■ **WHAT THE TASK ASKS**
In the entries below, find each line where the word "xlabel" appears and give only the total count of such lines.

---------- EXERCISE INPUT ----------

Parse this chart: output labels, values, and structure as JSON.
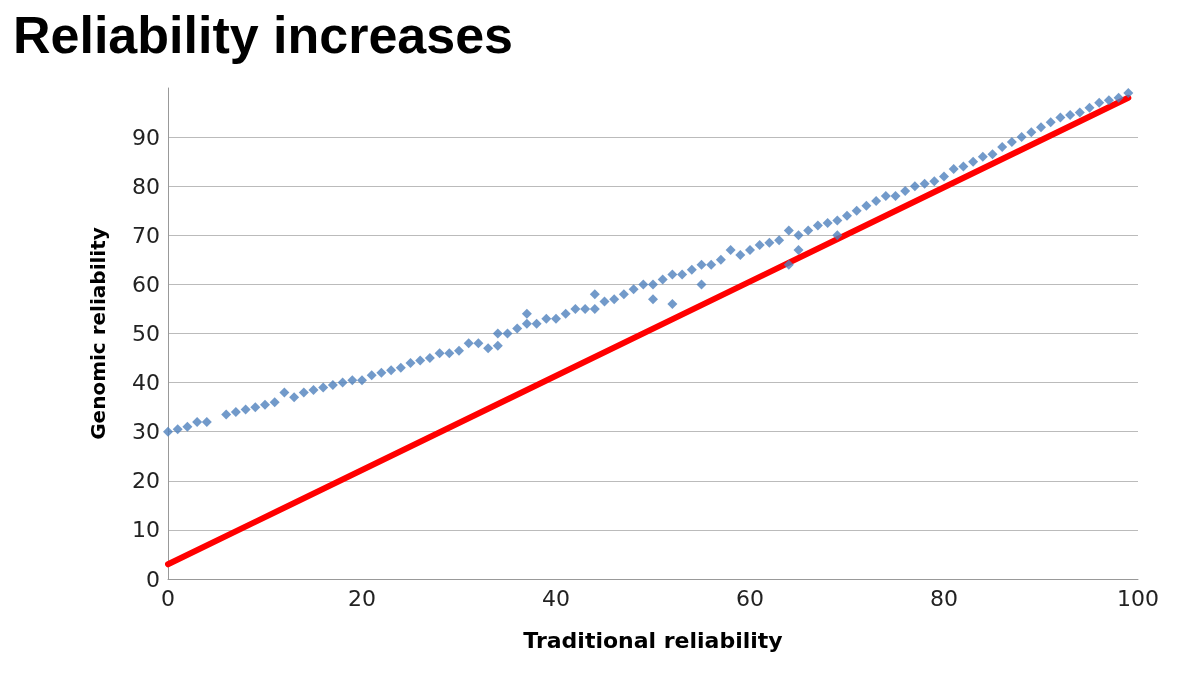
{
  "chart_data": {
    "type": "scatter",
    "title": "Reliability increases",
    "xlabel": "Traditional reliability",
    "ylabel": "Genomic reliability",
    "xlim": [
      0,
      100
    ],
    "xticks": [
      0,
      20,
      40,
      60,
      80,
      100
    ],
    "ylim": [
      0,
      100
    ],
    "yticks": [
      0,
      10,
      20,
      30,
      40,
      50,
      60,
      70,
      80,
      90
    ],
    "grid": "y",
    "marker": "diamond",
    "series": [
      {
        "color": "#4f81bd",
        "x": [
          0,
          1,
          2,
          3,
          4,
          6,
          7,
          8,
          9,
          10,
          11,
          12,
          13,
          14,
          15,
          16,
          17,
          18,
          19,
          20,
          21,
          22,
          23,
          24,
          25,
          26,
          27,
          28,
          29,
          30,
          31,
          32,
          33,
          34,
          34,
          35,
          36,
          37,
          37,
          38,
          39,
          40,
          41,
          42,
          43,
          44,
          44,
          45,
          46,
          47,
          48,
          49,
          50,
          50,
          51,
          52,
          52,
          53,
          54,
          55,
          55,
          56,
          57,
          58,
          59,
          60,
          61,
          62,
          63,
          64,
          64,
          65,
          65,
          66,
          67,
          68,
          69,
          69,
          70,
          71,
          72,
          73,
          74,
          75,
          76,
          77,
          78,
          79,
          80,
          81,
          82,
          83,
          84,
          85,
          86,
          87,
          88,
          89,
          90,
          91,
          92,
          93,
          94,
          95,
          96,
          97,
          98,
          99
        ],
        "values": [
          30,
          30.5,
          31,
          32,
          32,
          33.5,
          34,
          34.5,
          35,
          35.5,
          36,
          38,
          37,
          38,
          38.5,
          39,
          39.5,
          40,
          40.5,
          40.5,
          41.5,
          42,
          42.5,
          43,
          44,
          44.5,
          45,
          46,
          46,
          46.5,
          48,
          48,
          47,
          47.5,
          50,
          50,
          51,
          54,
          52,
          52,
          53,
          53,
          54,
          55,
          55,
          58,
          55,
          56.5,
          57,
          58,
          59,
          60,
          57,
          60,
          61,
          56,
          62,
          62,
          63,
          60,
          64,
          64,
          65,
          67,
          66,
          67,
          68,
          68.5,
          69,
          64,
          71,
          67,
          70,
          71,
          72,
          72.5,
          70,
          73,
          74,
          75,
          76,
          77,
          78,
          78,
          79,
          80,
          80.5,
          81,
          82,
          83.5,
          84,
          85,
          86,
          86.5,
          88,
          89,
          90,
          91,
          92,
          93,
          94,
          94.5,
          95,
          96,
          97,
          97.5,
          98,
          99
        ]
      },
      {
        "type": "line",
        "color": "#ff0000",
        "marker": "none",
        "line_style": "solid",
        "x": [
          0,
          99
        ],
        "values": [
          3,
          98
        ]
      }
    ]
  }
}
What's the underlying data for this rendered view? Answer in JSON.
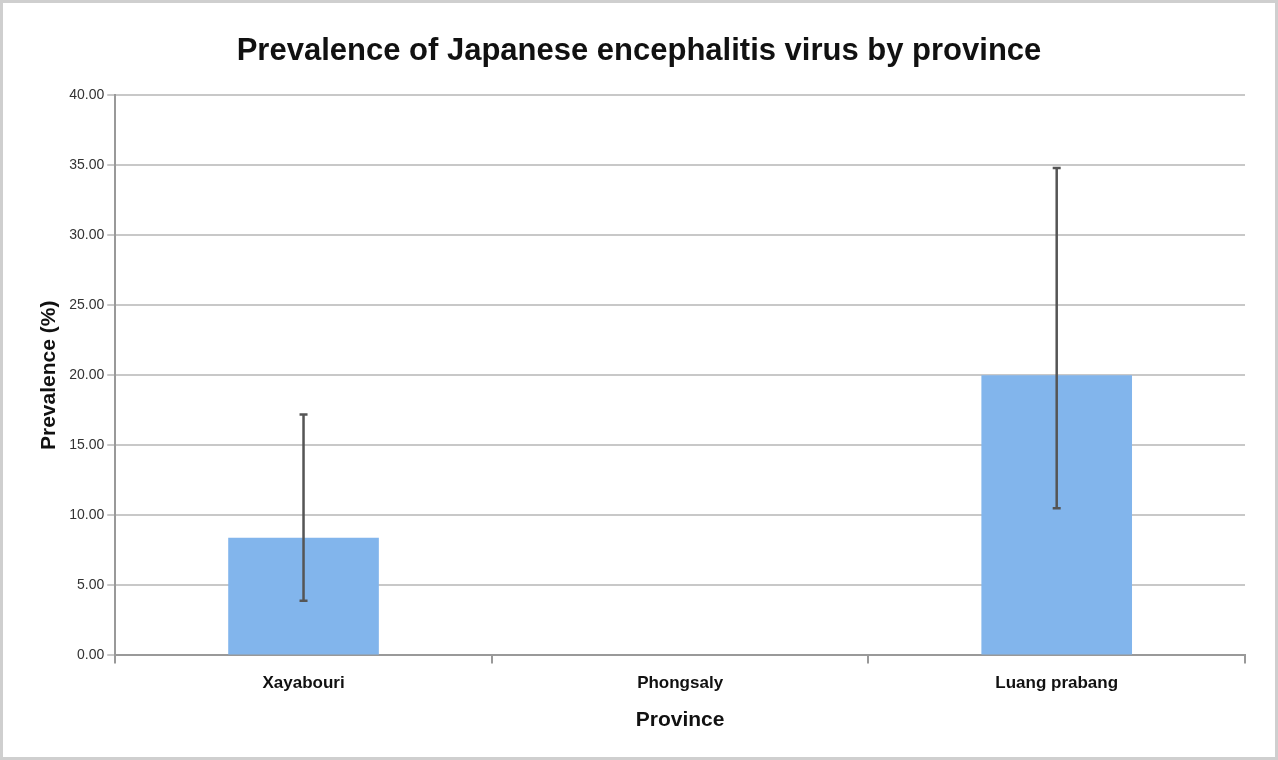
{
  "chart_data": {
    "type": "bar",
    "title": "Prevalence of Japanese encephalitis virus by province",
    "xlabel": "Province",
    "ylabel": "Prevalence (%)",
    "categories": [
      "Xayabouri",
      "Phongsaly",
      "Luang prabang"
    ],
    "values": [
      8.4,
      0,
      20.0
    ],
    "errors": [
      [
        3.9,
        17.2
      ],
      null,
      [
        10.5,
        34.8
      ]
    ],
    "color": "#82b5ec",
    "ylim": [
      0,
      40
    ],
    "yticks": [
      {
        "value": 0,
        "label": "0.00"
      },
      {
        "value": 5,
        "label": "5.00"
      },
      {
        "value": 10,
        "label": "10.00"
      },
      {
        "value": 15,
        "label": "15.00"
      },
      {
        "value": 20,
        "label": "20.00"
      },
      {
        "value": 25,
        "label": "25.00"
      },
      {
        "value": 30,
        "label": "30.00"
      },
      {
        "value": 35,
        "label": "35.00"
      },
      {
        "value": 40,
        "label": "40.00"
      }
    ],
    "grid": "y",
    "legend": false
  }
}
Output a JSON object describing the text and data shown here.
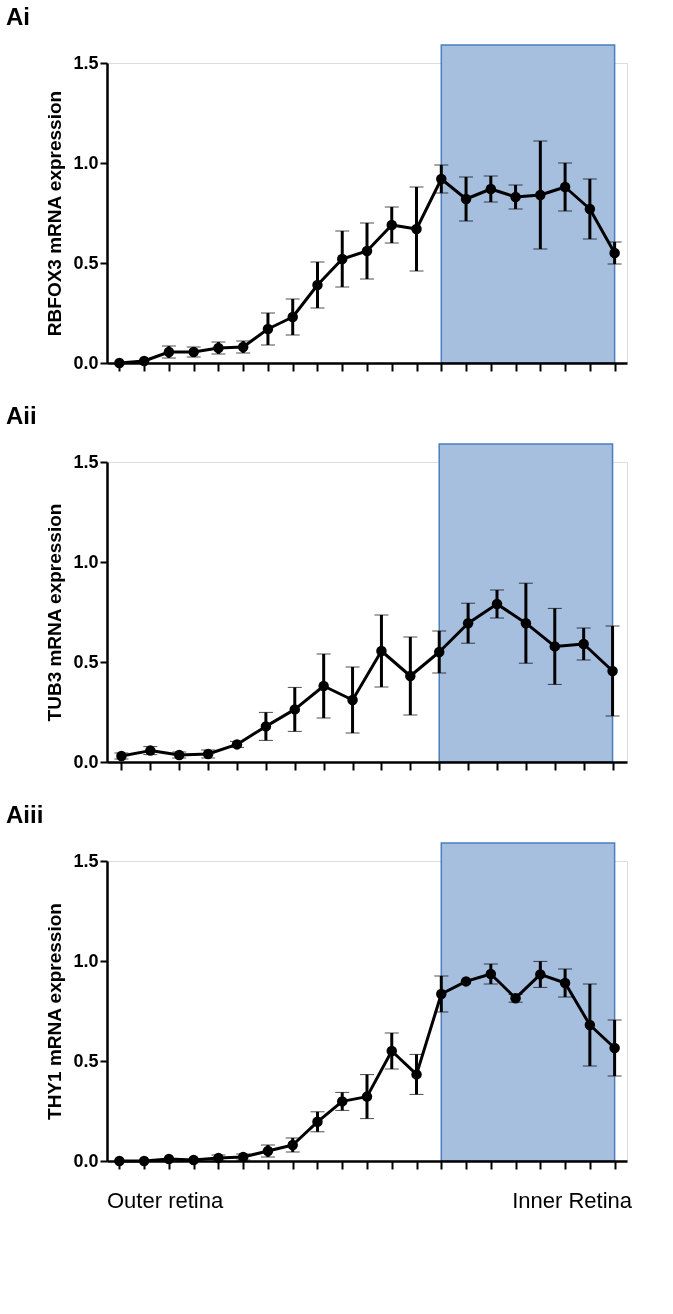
{
  "chart_data": [
    {
      "type": "line",
      "title": "Ai",
      "ylabel": "RBFOX3 mRNA expression",
      "categories": [
        null,
        null,
        null,
        null,
        null,
        null,
        null,
        null,
        null,
        null,
        null,
        null,
        null,
        null,
        null,
        null,
        null,
        null,
        null,
        null,
        null
      ],
      "series": [
        {
          "color": "#000000",
          "values": [
            0.0,
            0.01,
            0.055,
            0.055,
            0.075,
            0.08,
            0.17,
            0.23,
            0.39,
            0.52,
            0.56,
            0.69,
            0.67,
            0.92,
            0.82,
            0.87,
            0.83,
            0.84,
            0.88,
            0.77,
            0.55
          ],
          "errors": [
            null,
            null,
            0.03,
            0.025,
            0.03,
            0.03,
            0.08,
            0.09,
            0.115,
            0.14,
            0.14,
            0.09,
            0.21,
            0.07,
            0.11,
            0.065,
            0.06,
            0.27,
            0.12,
            0.15,
            0.055
          ]
        }
      ],
      "ylim": [
        0,
        1.5
      ],
      "yticks": [
        {
          "value": 0,
          "label": "0.0"
        },
        {
          "value": 0.5,
          "label": "0.5"
        },
        {
          "value": 1,
          "label": "1.0"
        },
        {
          "value": 1.5,
          "label": "1.5"
        }
      ],
      "grid": false,
      "marker": "circle",
      "line_style": "solid"
    },
    {
      "type": "line",
      "title": "Aii",
      "ylabel": "TUB3 mRNA expression",
      "categories": [
        null,
        null,
        null,
        null,
        null,
        null,
        null,
        null,
        null,
        null,
        null,
        null,
        null,
        null,
        null,
        null,
        null,
        null
      ],
      "series": [
        {
          "color": "#000000",
          "values": [
            0.03,
            0.057,
            0.035,
            0.04,
            0.088,
            0.178,
            0.263,
            0.38,
            0.31,
            0.555,
            0.43,
            0.55,
            0.694,
            0.79,
            0.694,
            0.578,
            0.59,
            0.455
          ],
          "errors": [
            0.015,
            0.02,
            0.015,
            0.02,
            0.015,
            0.07,
            0.11,
            0.16,
            0.165,
            0.18,
            0.195,
            0.105,
            0.1,
            0.07,
            0.2,
            0.19,
            0.08,
            0.225
          ]
        }
      ],
      "ylim": [
        0,
        1.5
      ],
      "yticks": [
        {
          "value": 0,
          "label": "0.0"
        },
        {
          "value": 0.5,
          "label": "0.5"
        },
        {
          "value": 1,
          "label": "1.0"
        },
        {
          "value": 1.5,
          "label": "1.5"
        }
      ],
      "grid": false,
      "marker": "circle",
      "line_style": "solid"
    },
    {
      "type": "line",
      "title": "Aiii",
      "ylabel": "THY1 mRNA expression",
      "categories": [
        null,
        null,
        null,
        null,
        null,
        null,
        null,
        null,
        null,
        null,
        null,
        null,
        null,
        null,
        null,
        null,
        null,
        null,
        null,
        null,
        null
      ],
      "series": [
        {
          "color": "#000000",
          "values": [
            0.0,
            0.0,
            0.01,
            0.005,
            0.015,
            0.02,
            0.05,
            0.08,
            0.196,
            0.298,
            0.322,
            0.55,
            0.433,
            0.835,
            0.898,
            0.935,
            0.814,
            0.933,
            0.89,
            0.68,
            0.565
          ],
          "errors": [
            null,
            null,
            null,
            null,
            0.015,
            0.015,
            0.03,
            0.035,
            0.05,
            0.045,
            0.11,
            0.09,
            0.1,
            0.09,
            null,
            0.05,
            0.02,
            0.065,
            0.07,
            0.205,
            0.14
          ]
        }
      ],
      "ylim": [
        0,
        1.5
      ],
      "yticks": [
        {
          "value": 0,
          "label": "0.0"
        },
        {
          "value": 0.5,
          "label": "0.5"
        },
        {
          "value": 1,
          "label": "1.0"
        },
        {
          "value": 1.5,
          "label": "1.5"
        }
      ],
      "grid": false,
      "marker": "circle",
      "line_style": "solid",
      "annotations": [
        "Outer retina",
        "Inner Retina"
      ]
    }
  ]
}
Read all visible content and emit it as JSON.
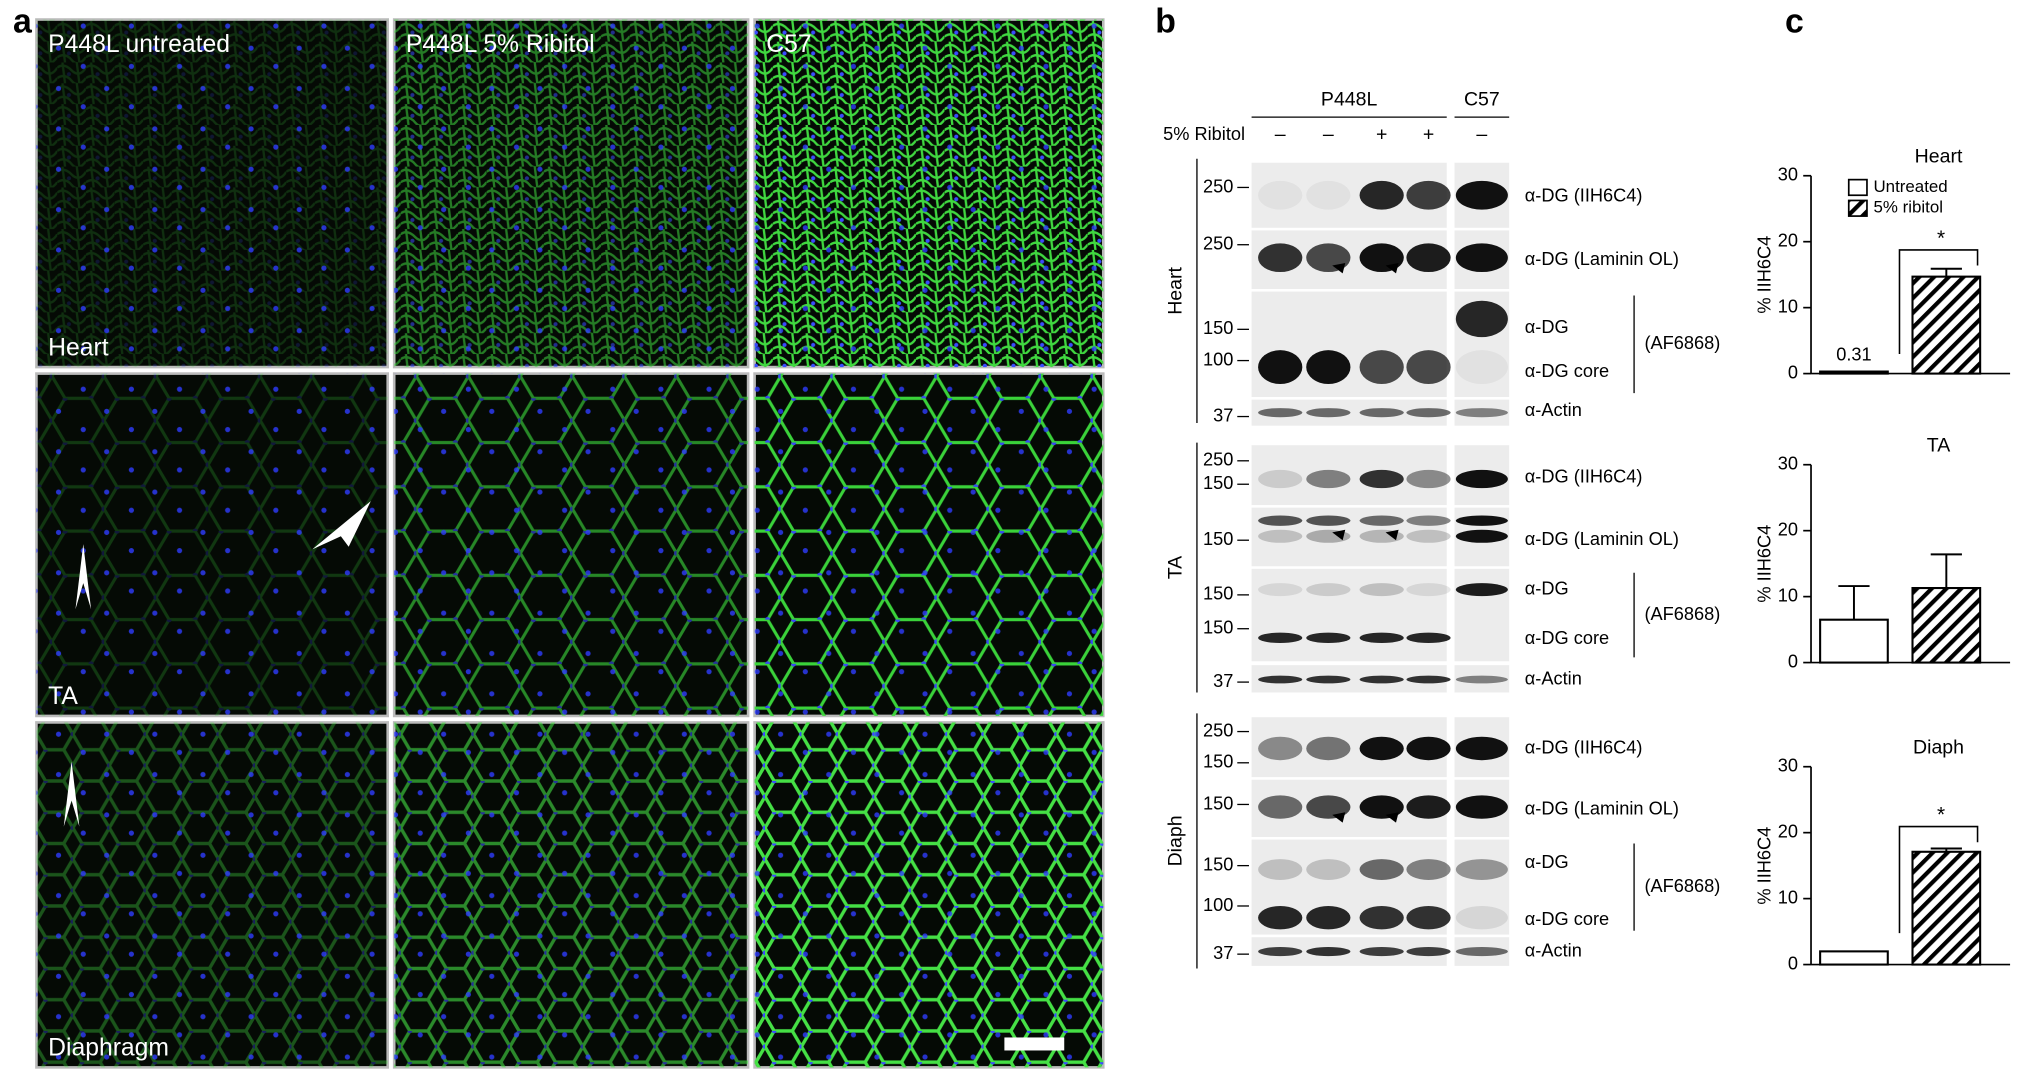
{
  "panels": {
    "a": {
      "label": "a",
      "columns": [
        "P448L untreated",
        "P448L 5% Ribitol",
        "C57"
      ],
      "rows": [
        "Heart",
        "TA",
        "Diaphragm"
      ]
    },
    "b": {
      "label": "b",
      "groups": [
        "P448L",
        "C57"
      ],
      "treatment": "5% Ribitol",
      "lanes": [
        "–",
        "–",
        "+",
        "+",
        "–"
      ],
      "tissues": [
        {
          "name": "Heart",
          "blots": [
            {
              "label": "α-DG (IIH6C4)",
              "markers": [
                250
              ]
            },
            {
              "label": "α-DG (Laminin OL)",
              "markers": [
                250
              ]
            },
            {
              "labels": [
                "α-DG",
                "α-DG core"
              ],
              "antibody": "(AF6868)",
              "markers": [
                150,
                100
              ]
            },
            {
              "label": "α-Actin",
              "markers": [
                37
              ]
            }
          ]
        },
        {
          "name": "TA",
          "blots": [
            {
              "label": "α-DG (IIH6C4)",
              "markers": [
                250,
                150
              ]
            },
            {
              "label": "α-DG (Laminin OL)",
              "markers": [
                150
              ]
            },
            {
              "labels": [
                "α-DG",
                "α-DG core"
              ],
              "antibody": "(AF6868)",
              "markers": [
                150,
                150
              ]
            },
            {
              "label": "α-Actin",
              "markers": [
                37
              ]
            }
          ]
        },
        {
          "name": "Diaph",
          "blots": [
            {
              "label": "α-DG (IIH6C4)",
              "markers": [
                250,
                150
              ]
            },
            {
              "label": "α-DG (Laminin OL)",
              "markers": [
                150
              ]
            },
            {
              "labels": [
                "α-DG",
                "α-DG core"
              ],
              "antibody": "(AF6868)",
              "markers": [
                150,
                100
              ]
            },
            {
              "label": "α-Actin",
              "markers": [
                37
              ]
            }
          ]
        }
      ]
    },
    "c": {
      "label": "c",
      "charts": [
        {
          "type": "bar",
          "title": "Heart",
          "ylabel": "% IIH6C4",
          "ylim": [
            0,
            30
          ],
          "yticks": [
            0,
            10,
            20,
            30
          ],
          "categories": [
            null
          ],
          "legend": "upper left",
          "series": [
            {
              "name": "Untreated",
              "color": "#ffffff",
              "values": [
                0.31
              ],
              "errors": [
                null
              ]
            },
            {
              "name": "5% ribitol",
              "color": "#000000",
              "pattern": "hatch",
              "values": [
                14.7
              ],
              "errors": [
                1.2
              ]
            }
          ],
          "annotations": [
            "*"
          ]
        },
        {
          "type": "bar",
          "title": "TA",
          "ylabel": "% IIH6C4",
          "ylim": [
            0,
            30
          ],
          "yticks": [
            0,
            10,
            20,
            30
          ],
          "categories": [
            null
          ],
          "series": [
            {
              "color": "#ffffff",
              "values": [
                6.5
              ],
              "errors": [
                5.1
              ]
            },
            {
              "color": "#000000",
              "pattern": "hatch",
              "values": [
                11.3
              ],
              "errors": [
                5.1
              ]
            }
          ]
        },
        {
          "type": "bar",
          "title": "Diaph",
          "ylabel": "% IIH6C4",
          "ylim": [
            0,
            30
          ],
          "yticks": [
            0,
            10,
            20,
            30
          ],
          "categories": [
            null
          ],
          "series": [
            {
              "color": "#ffffff",
              "values": [
                2.0
              ],
              "errors": [
                null
              ]
            },
            {
              "color": "#000000",
              "pattern": "hatch",
              "values": [
                17.1
              ],
              "errors": [
                0.5
              ]
            }
          ],
          "annotations": [
            "*"
          ]
        }
      ]
    }
  }
}
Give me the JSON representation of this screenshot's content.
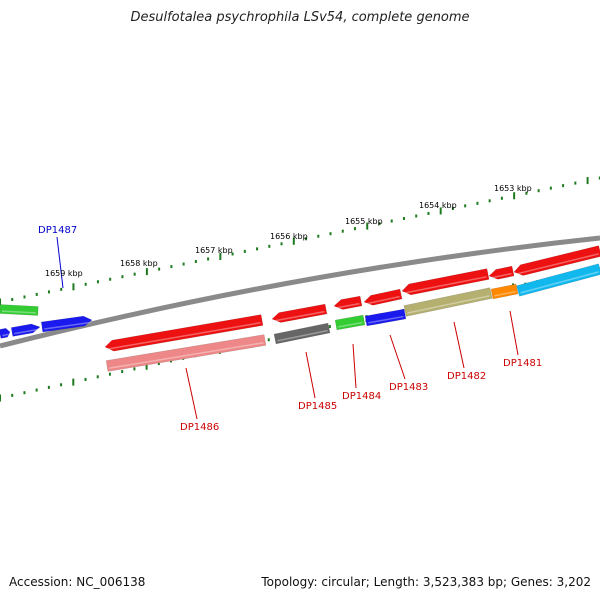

----------

■ **EXERCISE RESULT**
2